[MATERIAL FOR THIS TASK start]

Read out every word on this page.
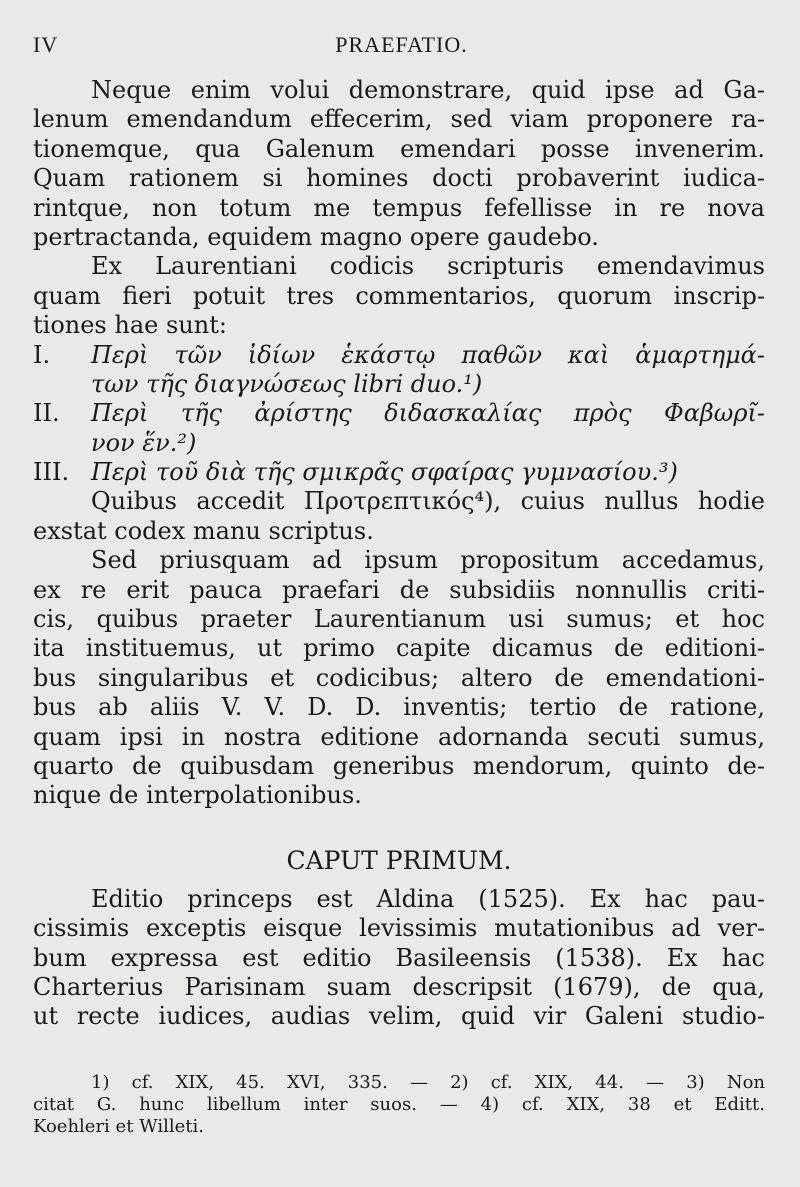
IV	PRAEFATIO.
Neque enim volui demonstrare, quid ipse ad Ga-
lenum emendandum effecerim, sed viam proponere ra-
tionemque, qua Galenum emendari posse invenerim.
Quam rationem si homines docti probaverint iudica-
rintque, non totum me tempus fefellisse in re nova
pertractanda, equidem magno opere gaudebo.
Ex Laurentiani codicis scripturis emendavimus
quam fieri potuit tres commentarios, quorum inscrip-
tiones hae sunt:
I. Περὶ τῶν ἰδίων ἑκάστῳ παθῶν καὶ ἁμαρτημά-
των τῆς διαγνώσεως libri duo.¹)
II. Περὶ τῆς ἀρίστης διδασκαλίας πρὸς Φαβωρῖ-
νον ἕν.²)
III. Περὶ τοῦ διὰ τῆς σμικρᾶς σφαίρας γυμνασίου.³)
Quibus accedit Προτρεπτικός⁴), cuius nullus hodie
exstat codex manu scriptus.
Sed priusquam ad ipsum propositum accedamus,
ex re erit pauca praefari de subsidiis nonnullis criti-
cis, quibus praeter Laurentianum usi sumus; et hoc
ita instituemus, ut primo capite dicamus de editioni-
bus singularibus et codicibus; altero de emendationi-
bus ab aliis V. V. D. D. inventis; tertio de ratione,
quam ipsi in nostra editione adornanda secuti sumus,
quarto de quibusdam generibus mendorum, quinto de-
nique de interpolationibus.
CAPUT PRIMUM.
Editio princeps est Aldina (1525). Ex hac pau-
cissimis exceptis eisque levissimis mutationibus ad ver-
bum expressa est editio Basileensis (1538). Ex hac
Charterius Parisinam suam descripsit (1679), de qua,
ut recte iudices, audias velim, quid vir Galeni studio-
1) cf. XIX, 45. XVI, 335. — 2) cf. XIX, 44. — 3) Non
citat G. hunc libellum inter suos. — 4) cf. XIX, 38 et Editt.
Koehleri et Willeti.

[MATERIAL FOR THIS TASK end]

REQUIREMENT – Go through the listing above and write it out again exactly, dropping the pictures.

TASK RESPONSE –
Read out every word on this page.
IV	PRAEFATIO.
Neque enim volui demonstrare, quid ipse ad Ga-
lenum emendandum effecerim, sed viam proponere ra-
tionemque, qua Galenum emendari posse invenerim.
Quam rationem si homines docti probaverint iudica-
rintque, non totum me tempus fefellisse in re nova
pertractanda, equidem magno opere gaudebo.
Ex Laurentiani codicis scripturis emendavimus
quam fieri potuit tres commentarios, quorum inscrip-
tiones hae sunt:
I. Περὶ τῶν ἰδίων ἑκάστῳ παθῶν καὶ ἁμαρτημά-
των τῆς διαγνώσεως libri duo.¹)
II. Περὶ τῆς ἀρίστης διδασκαλίας πρὸς Φαβωρῖ-
νον ἕν.²)
III. Περὶ τοῦ διὰ τῆς σμικρᾶς σφαίρας γυμνασίου.³)
Quibus accedit Προτρεπτικός⁴), cuius nullus hodie
exstat codex manu scriptus.
Sed priusquam ad ipsum propositum accedamus,
ex re erit pauca praefari de subsidiis nonnullis criti-
cis, quibus praeter Laurentianum usi sumus; et hoc
ita instituemus, ut primo capite dicamus de editioni-
bus singularibus et codicibus; altero de emendationi-
bus ab aliis V. V. D. D. inventis; tertio de ratione,
quam ipsi in nostra editione adornanda secuti sumus,
quarto de quibusdam generibus mendorum, quinto de-
nique de interpolationibus.
CAPUT PRIMUM.
Editio princeps est Aldina (1525). Ex hac pau-
cissimis exceptis eisque levissimis mutationibus ad ver-
bum expressa est editio Basileensis (1538). Ex hac
Charterius Parisinam suam descripsit (1679), de qua,
ut recte iudices, audias velim, quid vir Galeni studio-
1) cf. XIX, 45. XVI, 335. — 2) cf. XIX, 44. — 3) Non
citat G. hunc libellum inter suos. — 4) cf. XIX, 38 et Editt.
Koehleri et Willeti.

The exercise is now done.